:: Job ::
Using the records below, locate all lines containing "Step" and return them.

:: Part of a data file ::
◆ ◆ ◆ ◆
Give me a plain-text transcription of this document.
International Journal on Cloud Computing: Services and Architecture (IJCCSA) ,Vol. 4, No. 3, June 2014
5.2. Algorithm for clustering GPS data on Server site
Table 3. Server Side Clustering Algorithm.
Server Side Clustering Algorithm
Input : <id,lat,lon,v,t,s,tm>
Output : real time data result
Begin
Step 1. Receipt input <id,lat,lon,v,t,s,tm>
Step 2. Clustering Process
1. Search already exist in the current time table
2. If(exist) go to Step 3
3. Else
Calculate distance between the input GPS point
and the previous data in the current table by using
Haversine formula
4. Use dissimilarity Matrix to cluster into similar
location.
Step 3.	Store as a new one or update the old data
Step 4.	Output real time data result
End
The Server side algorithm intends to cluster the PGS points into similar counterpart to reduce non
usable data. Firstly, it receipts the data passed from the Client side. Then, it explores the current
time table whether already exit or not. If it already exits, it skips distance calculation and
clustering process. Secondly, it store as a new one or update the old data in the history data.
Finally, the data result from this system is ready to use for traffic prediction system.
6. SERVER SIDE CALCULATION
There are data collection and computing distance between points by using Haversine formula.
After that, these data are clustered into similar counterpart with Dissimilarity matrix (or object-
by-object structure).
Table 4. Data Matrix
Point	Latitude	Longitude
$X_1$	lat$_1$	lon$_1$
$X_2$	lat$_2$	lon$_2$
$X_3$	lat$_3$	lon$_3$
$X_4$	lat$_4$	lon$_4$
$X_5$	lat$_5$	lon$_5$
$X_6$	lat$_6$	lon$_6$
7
◆ ◆ ◆ ◆
:: Reply ::
Step 1. Receipt input <id,lat,lon,v,t,s,tm>
Step 2. Clustering Process
2. If(exist) go to Step 3
Step 3.	Store as a new one or update the old data
Step 4.	Output real time data result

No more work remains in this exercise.